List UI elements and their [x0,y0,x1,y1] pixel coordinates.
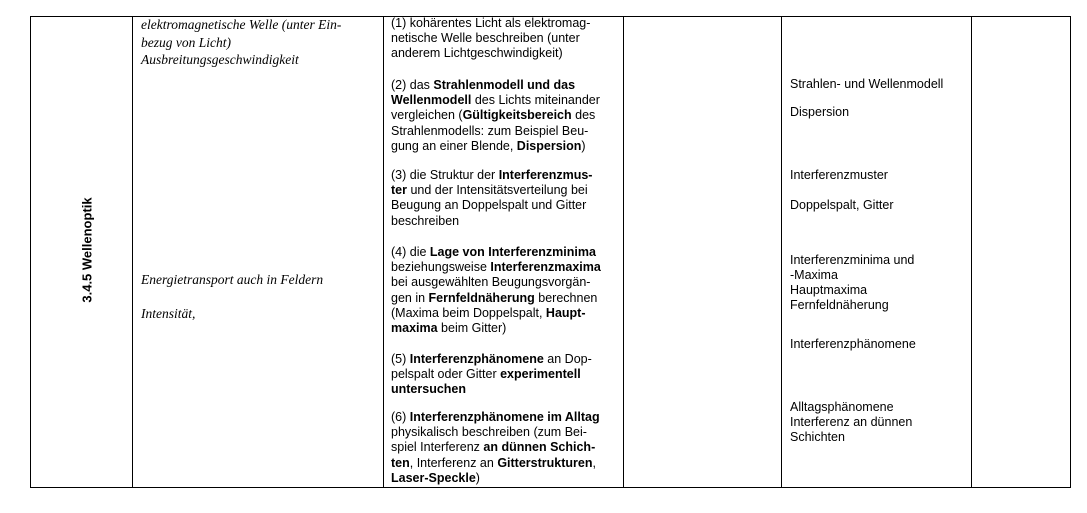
item-keyword: Wellenmodell [391,93,472,108]
table-bottom-border [30,487,1071,488]
item-line: Strahlenmodells: zum Beispiel Beu- [391,123,589,138]
keyword: -Maxima [790,268,838,282]
item-line: physikalisch beschreiben (zum Bei- [391,425,587,440]
keyword: Interferenzphänomene [790,337,916,351]
item-line: netische Welle beschreiben (unter [391,31,580,46]
item-text: , [592,455,596,470]
item-text: , Interferenz an [409,455,498,470]
keyword: Strahlen- und Wellenmodell [790,77,944,91]
item-text: vergleichen ( [391,108,463,123]
keyword: Schichten [790,430,845,444]
item-text: pelspalt oder Gitter [391,367,501,382]
item-text: des [571,108,596,123]
item-keyword: Dispersion [516,138,582,153]
competence-item-5 [391,352,623,398]
item-keyword: Haupt- [545,305,586,320]
keyword: Interferenzmuster [790,168,888,182]
item-keyword: untersuchen [391,382,467,397]
item-keyword: experimentell [500,367,581,382]
keyword: Alltagsphänomene [790,400,894,414]
item-line: (1) kohärentes Licht als elektromag- [391,16,591,30]
item-text: (Maxima beim Doppelspalt, [391,305,546,320]
item-keyword: an dünnen Schich- [483,440,596,455]
item-keyword: Strahlenmodell und das [433,78,576,92]
item-text: beim Gitter) [437,321,507,336]
item-line: bei ausgewählten Beugungsvorgän- [391,275,591,290]
item-text: ) [581,138,586,153]
competence-item-6 [391,410,623,486]
keyword: Dispersion [790,105,850,119]
item-text: gen in [391,290,429,305]
keyword: Hauptmaxima [790,283,868,297]
competence-item-2 [391,78,623,154]
item-keyword: Fernfeldnäherung [428,290,535,305]
topic-line: bezug von Licht) [141,35,231,50]
item-text: an Dop- [543,352,592,366]
competence-item-4 [391,245,623,336]
item-keyword: Laser-Speckle [391,470,476,485]
table-border-col3 [623,16,624,488]
table-border-col6 [1070,16,1071,488]
item-keyword: Interferenzmaxima [490,260,601,275]
item-keyword: Interferenzphänomene [409,352,544,366]
table-border-col1 [132,16,133,488]
item-line: Beugung an Doppelspalt und Gitter [391,198,587,213]
keyword: Fernfeldnäherung [790,298,889,312]
table-border-col5 [971,16,972,488]
topic-line: Ausbreitungsgeschwindigkeit [141,52,299,67]
table-border-col2 [383,16,384,488]
competence-item-1 [391,16,623,62]
keyword: Interferenz an dünnen [790,415,913,429]
topic-line: Intensität, [141,306,196,321]
item-text: berechnen [534,290,598,305]
item-line: beschreiben [391,213,460,228]
table-border-col4 [781,16,782,488]
item-keyword: Gültigkeitsbereich [462,108,572,123]
item-keyword: ter [391,183,407,198]
item-text: beziehungsweise [391,260,491,275]
item-keyword: Gitterstrukturen [497,455,593,470]
item-text: gung an einer Blende, [391,138,517,153]
keyword: Interferenzminima und [790,253,915,267]
item-text: (6) [391,410,410,424]
keyword: Doppelspalt, Gitter [790,198,894,212]
item-keyword: Interferenzmus- [498,168,593,182]
item-text: (2) das [391,78,434,92]
item-text: des Lichts miteinander [471,93,600,108]
item-keyword: Lage von Interferenzminima [429,245,596,259]
item-text: (3) die Struktur der [391,168,499,182]
item-text: spiel Interferenz [391,440,484,455]
competence-item-3 [391,168,623,229]
item-text: (5) [391,352,410,366]
item-text: und der Intensitätsverteilung bei [406,183,588,198]
item-line: anderem Lichtgeschwindigkeit) [391,46,563,61]
topic-line: elektromagnetische Welle (unter Ein- [141,17,342,32]
item-text: ) [475,470,480,485]
item-keyword: Interferenzphänomene im Alltag [409,410,600,424]
item-keyword: maxima [391,321,438,336]
section-title: 3.4.5 Wellenoptik [79,197,95,303]
item-keyword: ten [391,455,410,470]
table-border-col0 [30,16,31,488]
item-text: (4) die [391,245,430,259]
topic-line: Energietransport auch in Feldern [141,272,324,287]
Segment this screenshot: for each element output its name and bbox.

....................

> Task to complete
Display every row above that contains the string "Interferenzphänomene".

> Exercise answer
keyword: Interferenzphänomene [790,337,916,351]
item-keyword: Interferenzphänomene [409,352,544,366]
item-keyword: Interferenzphänomene im Alltag [409,410,600,424]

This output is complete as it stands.